Stored data
>> start
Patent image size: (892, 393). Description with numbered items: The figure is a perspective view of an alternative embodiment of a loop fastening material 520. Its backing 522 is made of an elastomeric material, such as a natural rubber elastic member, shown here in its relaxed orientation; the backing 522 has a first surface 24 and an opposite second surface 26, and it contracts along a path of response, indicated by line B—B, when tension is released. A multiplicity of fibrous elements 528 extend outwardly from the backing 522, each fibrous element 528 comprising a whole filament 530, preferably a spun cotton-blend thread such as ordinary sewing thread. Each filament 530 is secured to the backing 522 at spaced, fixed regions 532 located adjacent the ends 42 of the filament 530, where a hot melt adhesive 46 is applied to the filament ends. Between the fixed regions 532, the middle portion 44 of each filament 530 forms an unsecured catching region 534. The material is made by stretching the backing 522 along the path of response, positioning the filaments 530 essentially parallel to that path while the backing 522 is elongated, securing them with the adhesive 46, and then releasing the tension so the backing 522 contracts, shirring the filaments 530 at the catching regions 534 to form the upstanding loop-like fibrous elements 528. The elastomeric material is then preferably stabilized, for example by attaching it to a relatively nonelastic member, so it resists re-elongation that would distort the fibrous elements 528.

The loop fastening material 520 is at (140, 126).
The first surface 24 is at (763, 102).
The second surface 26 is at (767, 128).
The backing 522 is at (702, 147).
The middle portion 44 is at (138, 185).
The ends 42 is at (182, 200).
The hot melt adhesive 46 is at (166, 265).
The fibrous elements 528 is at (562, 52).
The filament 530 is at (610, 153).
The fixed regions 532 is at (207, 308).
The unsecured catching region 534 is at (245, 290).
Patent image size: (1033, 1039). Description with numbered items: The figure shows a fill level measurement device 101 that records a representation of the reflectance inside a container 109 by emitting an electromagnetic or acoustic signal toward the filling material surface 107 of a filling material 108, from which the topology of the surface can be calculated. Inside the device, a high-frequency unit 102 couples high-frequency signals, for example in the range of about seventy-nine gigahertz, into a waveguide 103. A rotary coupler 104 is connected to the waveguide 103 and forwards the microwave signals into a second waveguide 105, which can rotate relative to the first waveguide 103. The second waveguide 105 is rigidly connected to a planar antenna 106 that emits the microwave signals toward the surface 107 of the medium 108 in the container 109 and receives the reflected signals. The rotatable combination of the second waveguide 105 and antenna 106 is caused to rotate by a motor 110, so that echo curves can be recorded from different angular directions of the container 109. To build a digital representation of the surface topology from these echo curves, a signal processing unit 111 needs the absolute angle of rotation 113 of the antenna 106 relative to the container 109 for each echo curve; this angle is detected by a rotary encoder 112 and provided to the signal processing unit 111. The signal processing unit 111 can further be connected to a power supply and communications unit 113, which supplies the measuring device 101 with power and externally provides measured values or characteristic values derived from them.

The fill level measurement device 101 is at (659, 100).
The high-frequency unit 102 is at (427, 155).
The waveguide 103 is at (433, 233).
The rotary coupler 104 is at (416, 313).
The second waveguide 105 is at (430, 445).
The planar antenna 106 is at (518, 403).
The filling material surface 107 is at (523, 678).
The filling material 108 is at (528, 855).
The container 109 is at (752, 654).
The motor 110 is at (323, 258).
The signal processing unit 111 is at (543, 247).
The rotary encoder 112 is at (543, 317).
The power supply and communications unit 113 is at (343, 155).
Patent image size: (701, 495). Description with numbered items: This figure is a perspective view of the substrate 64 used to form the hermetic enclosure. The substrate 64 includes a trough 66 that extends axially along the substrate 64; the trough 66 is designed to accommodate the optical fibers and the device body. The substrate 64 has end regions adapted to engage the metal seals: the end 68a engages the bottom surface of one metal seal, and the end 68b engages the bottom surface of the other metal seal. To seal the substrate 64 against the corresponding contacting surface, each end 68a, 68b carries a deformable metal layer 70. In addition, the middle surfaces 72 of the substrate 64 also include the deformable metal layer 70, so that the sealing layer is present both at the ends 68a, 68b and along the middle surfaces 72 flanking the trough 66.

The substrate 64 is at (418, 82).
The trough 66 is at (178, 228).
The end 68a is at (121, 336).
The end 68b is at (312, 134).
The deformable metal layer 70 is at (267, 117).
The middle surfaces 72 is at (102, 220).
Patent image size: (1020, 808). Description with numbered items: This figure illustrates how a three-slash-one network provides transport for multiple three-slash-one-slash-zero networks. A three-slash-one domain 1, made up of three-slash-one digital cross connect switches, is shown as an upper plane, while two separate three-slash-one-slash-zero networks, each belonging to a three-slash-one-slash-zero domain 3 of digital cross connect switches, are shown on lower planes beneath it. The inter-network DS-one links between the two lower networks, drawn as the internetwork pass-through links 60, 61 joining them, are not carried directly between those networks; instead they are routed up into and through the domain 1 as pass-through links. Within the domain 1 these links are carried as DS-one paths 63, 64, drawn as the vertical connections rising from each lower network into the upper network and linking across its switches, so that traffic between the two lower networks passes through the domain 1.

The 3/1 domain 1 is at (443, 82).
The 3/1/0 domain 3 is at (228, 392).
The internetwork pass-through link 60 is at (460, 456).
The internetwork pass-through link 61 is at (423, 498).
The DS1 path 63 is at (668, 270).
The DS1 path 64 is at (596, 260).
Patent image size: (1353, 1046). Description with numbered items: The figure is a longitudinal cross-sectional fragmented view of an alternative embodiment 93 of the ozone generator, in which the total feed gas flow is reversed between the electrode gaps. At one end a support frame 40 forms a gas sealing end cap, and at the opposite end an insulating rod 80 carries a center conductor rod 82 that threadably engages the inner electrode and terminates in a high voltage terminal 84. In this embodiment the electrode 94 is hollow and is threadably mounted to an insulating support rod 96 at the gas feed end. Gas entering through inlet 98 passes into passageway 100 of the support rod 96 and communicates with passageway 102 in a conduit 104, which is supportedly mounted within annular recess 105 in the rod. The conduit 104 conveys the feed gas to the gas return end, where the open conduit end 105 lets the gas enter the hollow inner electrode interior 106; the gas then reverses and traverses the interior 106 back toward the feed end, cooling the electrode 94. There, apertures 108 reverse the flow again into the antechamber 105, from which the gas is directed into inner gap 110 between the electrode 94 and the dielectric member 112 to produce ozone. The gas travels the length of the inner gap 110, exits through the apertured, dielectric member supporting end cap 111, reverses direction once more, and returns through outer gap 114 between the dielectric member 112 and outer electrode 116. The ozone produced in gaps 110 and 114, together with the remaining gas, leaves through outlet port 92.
>> end
REQUIREMENTS
Reproduce every one of the entries above word for word, changing nothing.

TASK ANSWER
Patent image size: (892, 393). Description with numbered items: The figure is a perspective view of an alternative embodiment of a loop fastening material 520. Its backing 522 is made of an elastomeric material, such as a natural rubber elastic member, shown here in its relaxed orientation; the backing 522 has a first surface 24 and an opposite second surface 26, and it contracts along a path of response, indicated by line B—B, when tension is released. A multiplicity of fibrous elements 528 extend outwardly from the backing 522, each fibrous element 528 comprising a whole filament 530, preferably a spun cotton-blend thread such as ordinary sewing thread. Each filament 530 is secured to the backing 522 at spaced, fixed regions 532 located adjacent the ends 42 of the filament 530, where a hot melt adhesive 46 is applied to the filament ends. Between the fixed regions 532, the middle portion 44 of each filament 530 forms an unsecured catching region 534. The material is made by stretching the backing 522 along the path of response, positioning the filaments 530 essentially parallel to that path while the backing 522 is elongated, securing them with the adhesive 46, and then releasing the tension so the backing 522 contracts, shirring the filaments 530 at the catching regions 534 to form the upstanding loop-like fibrous elements 528. The elastomeric material is then preferably stabilized, for example by attaching it to a relatively nonelastic member, so it resists re-elongation that would distort the fibrous elements 528.

The loop fastening material 520 is at (140, 126).
The first surface 24 is at (763, 102).
The second surface 26 is at (767, 128).
The backing 522 is at (702, 147).
The middle portion 44 is at (138, 185).
The ends 42 is at (182, 200).
The hot melt adhesive 46 is at (166, 265).
The fibrous elements 528 is at (562, 52).
The filament 530 is at (610, 153).
The fixed regions 532 is at (207, 308).
The unsecured catching region 534 is at (245, 290).
Patent image size: (1033, 1039). Description with numbered items: The figure shows a fill level measurement device 101 that records a representation of the reflectance inside a container 109 by emitting an electromagnetic or acoustic signal toward the filling material surface 107 of a filling material 108, from which the topology of the surface can be calculated. Inside the device, a high-frequency unit 102 couples high-frequency signals, for example in the range of about seventy-nine gigahertz, into a waveguide 103. A rotary coupler 104 is connected to the waveguide 103 and forwards the microwave signals into a second waveguide 105, which can rotate relative to the first waveguide 103. The second waveguide 105 is rigidly connected to a planar antenna 106 that emits the microwave signals toward the surface 107 of the medium 108 in the container 109 and receives the reflected signals. The rotatable combination of the second waveguide 105 and antenna 106 is caused to rotate by a motor 110, so that echo curves can be recorded from different angular directions of the container 109. To build a digital representation of the surface topology from these echo curves, a signal processing unit 111 needs the absolute angle of rotation 113 of the antenna 106 relative to the container 109 for each echo curve; this angle is detected by a rotary encoder 112 and provided to the signal processing unit 111. The signal processing unit 111 can further be connected to a power supply and communications unit 113, which supplies the measuring device 101 with power and externally provides measured values or characteristic values derived from them.

The fill level measurement device 101 is at (659, 100).
The high-frequency unit 102 is at (427, 155).
The waveguide 103 is at (433, 233).
The rotary coupler 104 is at (416, 313).
The second waveguide 105 is at (430, 445).
The planar antenna 106 is at (518, 403).
The filling material surface 107 is at (523, 678).
The filling material 108 is at (528, 855).
The container 109 is at (752, 654).
The motor 110 is at (323, 258).
The signal processing unit 111 is at (543, 247).
The rotary encoder 112 is at (543, 317).
The power supply and communications unit 113 is at (343, 155).
Patent image size: (701, 495). Description with numbered items: This figure is a perspective view of the substrate 64 used to form the hermetic enclosure. The substrate 64 includes a trough 66 that extends axially along the substrate 64; the trough 66 is designed to accommodate the optical fibers and the device body. The substrate 64 has end regions adapted to engage the metal seals: the end 68a engages the bottom surface of one metal seal, and the end 68b engages the bottom surface of the other metal seal. To seal the substrate 64 against the corresponding contacting surface, each end 68a, 68b carries a deformable metal layer 70. In addition, the middle surfaces 72 of the substrate 64 also include the deformable metal layer 70, so that the sealing layer is present both at the ends 68a, 68b and along the middle surfaces 72 flanking the trough 66.

The substrate 64 is at (418, 82).
The trough 66 is at (178, 228).
The end 68a is at (121, 336).
The end 68b is at (312, 134).
The deformable metal layer 70 is at (267, 117).
The middle surfaces 72 is at (102, 220).
Patent image size: (1020, 808). Description with numbered items: This figure illustrates how a three-slash-one network provides transport for multiple three-slash-one-slash-zero networks. A three-slash-one domain 1, made up of three-slash-one digital cross connect switches, is shown as an upper plane, while two separate three-slash-one-slash-zero networks, each belonging to a three-slash-one-slash-zero domain 3 of digital cross connect switches, are shown on lower planes beneath it. The inter-network DS-one links between the two lower networks, drawn as the internetwork pass-through links 60, 61 joining them, are not carried directly between those networks; instead they are routed up into and through the domain 1 as pass-through links. Within the domain 1 these links are carried as DS-one paths 63, 64, drawn as the vertical connections rising from each lower network into the upper network and linking across its switches, so that traffic between the two lower networks passes through the domain 1.

The 3/1 domain 1 is at (443, 82).
The 3/1/0 domain 3 is at (228, 392).
The internetwork pass-through link 60 is at (460, 456).
The internetwork pass-through link 61 is at (423, 498).
The DS1 path 63 is at (668, 270).
The DS1 path 64 is at (596, 260).
Patent image size: (1353, 1046). Description with numbered items: The figure is a longitudinal cross-sectional fragmented view of an alternative embodiment 93 of the ozone generator, in which the total feed gas flow is reversed between the electrode gaps. At one end a support frame 40 forms a gas sealing end cap, and at the opposite end an insulating rod 80 carries a center conductor rod 82 that threadably engages the inner electrode and terminates in a high voltage terminal 84. In this embodiment the electrode 94 is hollow and is threadably mounted to an insulating support rod 96 at the gas feed end. Gas entering through inlet 98 passes into passageway 100 of the support rod 96 and communicates with passageway 102 in a conduit 104, which is supportedly mounted within annular recess 105 in the rod. The conduit 104 conveys the feed gas to the gas return end, where the open conduit end 105 lets the gas enter the hollow inner electrode interior 106; the gas then reverses and traverses the interior 106 back toward the feed end, cooling the electrode 94. There, apertures 108 reverse the flow again into the antechamber 105, from which the gas is directed into inner gap 110 between the electrode 94 and the dielectric member 112 to produce ozone. The gas travels the length of the inner gap 110, exits through the apertured, dielectric member supporting end cap 111, reverses direction once more, and returns through outer gap 114 between the dielectric member 112 and outer electrode 116. The ozone produced in gaps 110 and 114, together with the remaining gas, leaves through outlet port 92.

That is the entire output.